» **EXCERPT PROVIDED**:
Sharpsburg is a borough in Allegheny County, Pennsylvania, United States, 5 mi northeast of downtown Pittsburgh, along the Allegheny River. In 1900, nearly 7,000 people lived here; in 1920, the population peaked at just over 8,900 people. The population was 3,187 at the 2020 census.

In the past, it had a rolling mill, foundries, machine shops, and manufacturers of varnish, brick, glass, lumber products, wire, hair, felt, and lubricating oil. In January 1869, the H. J. Heinz Company was founded in Sharpsburg as Heinz Noble & Company to manufacture and sell bricks.

==Geography==
Sharpsburg is located at (40.495368, -79.928991).

According to the United States Census Bureau, the borough has a total area of 0.6 sqmi, of which 0.5 sqmi is land and 0.2 sqmi, or 26.15%, is water.

===Surrounding and adjacent neighborhoods===
Sharpsburg has five land borders, including Etna to the west, Shaler Township to the northwest, two of the five non-contiguous areas of O'Hara Township to the north and southeast, and Aspinwall to the east. To the south, across the Allegheny River via 62nd Street Bridge, are the Pittsburgh neighborhoods of Upper Lawrenceville and Morningside.

==Demographics==

Historical population
| Census | Pop. | Note | %± |
| 1850 | 1,229 |  | — |
| 1860 | 1,436 |  | 16.8% |
| 1870 | 2,176 |  | 51.5% |
| 1880 | 3,466 |  | 59.3% |
| 1890 | 4,898 |  | 41.3% |
| 1900 | 6,842 |  | 39.7% |
| 1910 | 8,153 |  | 19.2% |
| 1920 | 8,921 |  | 9.4% |
| 1930 | 8,642 |  | −3.1% |
| 1940 | 8,202 |  | −5.1% |
| 1950 | 7,296 |  | −11.0% |
| 1960 | 6,096 |  | −16.4% |
| 1970 | 5,453 |  | −10.5% |
| 1980 | 4,351 |  | −20.2% |
| 1990 | 3,781 |  | −13.1% |
| 2000 | 3,594 |  | −4.9% |
| 2010 | 3,446 |  | −4.1% |
| 2020 | 3,187 |  | −7.5% |
Sources:

===2020 census===

As of the 2020 census, Sharpsburg had a population of 3,187. The median age was 40.9 years. 16.3% of residents were under the age of 18 and 19.3% of residents were 65 years of age or older. For every 100 females there were 93.9 males, and for every 100 females age 18 and over there were 91.1 males age 18 and over.

100.0% of residents lived in urban areas, while 0.0% lived in rural areas.

There were 1,614 households in Sharpsburg, of which 19.7% had children under the age of 18 living in them. Of all households, 21.5% were married-couple households, 29.6% were households with a male householder and no spouse or partner present, and 39.7% were households with a female householder and no spouse or partner present. About 45.9% of all households were made up of individuals and 17.3% had someone living alone who was 65 years of age or older.

There were 1,851 housing units, of which 12.8% were vacant. The homeowner vacancy rate was 2.9% and the rental vacancy rate was 6.2%.

Document layout analysis data

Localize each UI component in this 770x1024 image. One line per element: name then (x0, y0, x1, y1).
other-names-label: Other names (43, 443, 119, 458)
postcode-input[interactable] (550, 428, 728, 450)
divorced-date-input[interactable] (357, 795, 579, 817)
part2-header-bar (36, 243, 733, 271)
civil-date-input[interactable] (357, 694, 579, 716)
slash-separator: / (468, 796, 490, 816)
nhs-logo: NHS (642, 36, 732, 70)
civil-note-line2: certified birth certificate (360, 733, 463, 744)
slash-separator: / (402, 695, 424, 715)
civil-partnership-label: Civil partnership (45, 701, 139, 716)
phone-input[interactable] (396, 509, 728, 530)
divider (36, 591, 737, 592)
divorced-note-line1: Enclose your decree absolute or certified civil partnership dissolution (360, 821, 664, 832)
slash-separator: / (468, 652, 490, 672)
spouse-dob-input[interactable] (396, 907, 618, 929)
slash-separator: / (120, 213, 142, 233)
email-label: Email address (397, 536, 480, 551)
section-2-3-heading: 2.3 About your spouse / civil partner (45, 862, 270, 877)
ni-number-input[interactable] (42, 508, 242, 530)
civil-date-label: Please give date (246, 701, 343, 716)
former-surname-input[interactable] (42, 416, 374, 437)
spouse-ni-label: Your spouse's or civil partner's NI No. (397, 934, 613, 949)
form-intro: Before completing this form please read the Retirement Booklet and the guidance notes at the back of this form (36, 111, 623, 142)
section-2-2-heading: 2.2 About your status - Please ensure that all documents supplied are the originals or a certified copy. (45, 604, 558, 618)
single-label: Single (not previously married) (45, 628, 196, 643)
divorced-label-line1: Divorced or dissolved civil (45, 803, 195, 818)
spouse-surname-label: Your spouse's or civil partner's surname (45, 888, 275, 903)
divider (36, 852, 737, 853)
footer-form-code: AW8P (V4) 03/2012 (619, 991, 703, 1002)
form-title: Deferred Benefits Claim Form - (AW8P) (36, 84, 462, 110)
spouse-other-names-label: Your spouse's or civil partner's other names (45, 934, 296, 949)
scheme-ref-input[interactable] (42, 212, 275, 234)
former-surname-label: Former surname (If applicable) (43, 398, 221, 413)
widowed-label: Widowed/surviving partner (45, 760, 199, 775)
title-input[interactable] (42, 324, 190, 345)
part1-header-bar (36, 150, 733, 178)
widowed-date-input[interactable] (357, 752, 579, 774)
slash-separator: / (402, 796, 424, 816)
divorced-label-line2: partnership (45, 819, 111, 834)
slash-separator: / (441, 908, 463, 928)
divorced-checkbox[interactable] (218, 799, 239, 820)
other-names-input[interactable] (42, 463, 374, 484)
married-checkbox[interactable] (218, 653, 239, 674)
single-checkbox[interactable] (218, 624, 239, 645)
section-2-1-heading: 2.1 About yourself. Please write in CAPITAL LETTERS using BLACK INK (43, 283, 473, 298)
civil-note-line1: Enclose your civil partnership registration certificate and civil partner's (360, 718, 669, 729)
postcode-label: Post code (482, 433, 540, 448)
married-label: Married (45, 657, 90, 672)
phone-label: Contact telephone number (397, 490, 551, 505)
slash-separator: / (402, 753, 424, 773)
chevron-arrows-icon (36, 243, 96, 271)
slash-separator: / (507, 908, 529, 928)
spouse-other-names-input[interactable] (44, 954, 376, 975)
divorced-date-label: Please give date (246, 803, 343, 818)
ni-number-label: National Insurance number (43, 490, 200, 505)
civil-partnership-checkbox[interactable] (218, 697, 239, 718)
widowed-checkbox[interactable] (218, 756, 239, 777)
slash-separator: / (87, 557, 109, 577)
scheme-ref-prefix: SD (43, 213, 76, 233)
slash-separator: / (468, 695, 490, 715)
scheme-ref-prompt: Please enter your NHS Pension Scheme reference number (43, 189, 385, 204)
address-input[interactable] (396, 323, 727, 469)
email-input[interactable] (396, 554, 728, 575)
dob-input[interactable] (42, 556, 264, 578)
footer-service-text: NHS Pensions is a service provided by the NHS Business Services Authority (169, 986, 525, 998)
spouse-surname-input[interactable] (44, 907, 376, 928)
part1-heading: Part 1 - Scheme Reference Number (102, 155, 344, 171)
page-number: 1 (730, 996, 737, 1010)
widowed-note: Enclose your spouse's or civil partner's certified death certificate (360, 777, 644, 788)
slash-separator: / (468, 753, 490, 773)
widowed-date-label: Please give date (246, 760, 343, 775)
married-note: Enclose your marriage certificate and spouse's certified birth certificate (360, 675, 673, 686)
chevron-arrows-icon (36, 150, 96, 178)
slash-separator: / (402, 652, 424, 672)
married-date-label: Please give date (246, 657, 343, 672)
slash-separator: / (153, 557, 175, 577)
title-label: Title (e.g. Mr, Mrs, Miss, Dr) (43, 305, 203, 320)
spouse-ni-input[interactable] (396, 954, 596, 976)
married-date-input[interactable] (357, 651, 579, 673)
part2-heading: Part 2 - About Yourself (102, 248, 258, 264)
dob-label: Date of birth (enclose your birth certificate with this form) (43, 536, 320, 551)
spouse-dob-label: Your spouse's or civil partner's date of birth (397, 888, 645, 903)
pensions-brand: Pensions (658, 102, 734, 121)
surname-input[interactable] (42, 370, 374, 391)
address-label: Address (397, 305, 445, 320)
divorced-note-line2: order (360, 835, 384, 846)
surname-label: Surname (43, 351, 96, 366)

» **TRY IT**:
Can you write the next part of the Sharpsburg, Pennsylvania article, picking up after its last sentence?

» **REPLY TO THE TASK**:
Racial composition as of the 2020 census
| Race | Number | Percent |
|---|---|---|
| White | 2,503 | 78.5% |
| Black or African American | 373 | 11.7% |
| American Indian and Alaska Native | 5 | 0.2% |
| Asian | 60 | 1.9% |
| Native Hawaiian and Other Pacific Islander | 0 | 0.0% |
| Some other race | 48 | 1.5% |
| Two or more races | 198 | 6.2% |
| Hispanic or Latino (of any race) | 115 | 3.6% |

===2000 census===

As of the 2000 census, there were 3,594 people, 1,748 households, and 893 families residing in the borough. The population density was 7,393.8 PD/sqmi. There were 1,911 housing units at an average density of 3,931.4 /sqmi. The racial makeup of the borough was 93.74% White, 3.81% African American, 0.03% Native American, 0.64% Asian, 0.06% Pacific Islander, 0.36% from other races, and 1.36% from two or more races. Hispanic or Latino of any race were 2.11% of the population.

There were 1,748 households, out of which 22.3% had children under the age of 18 living with them, 29.5% were married couples living together, 16.3% had a female householder with no husband present, and 48.9% were non-families. Of all households, 42.9% were made up of individuals, and 20.3% had someone living alone who was 65 years of age or older. The average household size was 2.03 and the average family size was 2.80.

In the borough the population was spread out, with 20.1% under the age of 18, 7.1% from 18 to 24, 28.5% from 25 to 44, 22.0% from 45 to 64, and 22.3% who were 65 years of age or older. The median age was 42 years. For every 100 females, there were 82.0 males. For every 100 females age 18 and over, there were 75.6 males.

The median income for a household in the borough was $22,828, and the median income for a family was $30,500. Males had a median income of $27,396 versus $22,238 for females. The per capita income for the borough was $15,698. About 14.0% of families and 16.6% of the population were below the poverty line, including 22.8% of those under age 18 and 14.7% of those age 65 or over.
==Education==
Sharpsburg is served by the Fox Chapel Area School District. High-school aged students attend the Fox Chapel Area High School, middle-school aged students attend Dorseyville Middle School, and elementary-aged students attend Kerr Elementary School.

In 2017, the Fox Chapel Area School District was ranked the number two school district in the Pittsburgh region and number six in the Commonwealth.

==History==

===Guyasuta and the Seneca People===
The Borough of Sharpsburg is located along the Allegheny River just over 5 mi outside of downtown Pittsburgh. Sharpsburg has a rich history dating back to the 18th century when the Seneca people settled into the area. One Seneca in particular, Guyasuta, has a special connection to the community.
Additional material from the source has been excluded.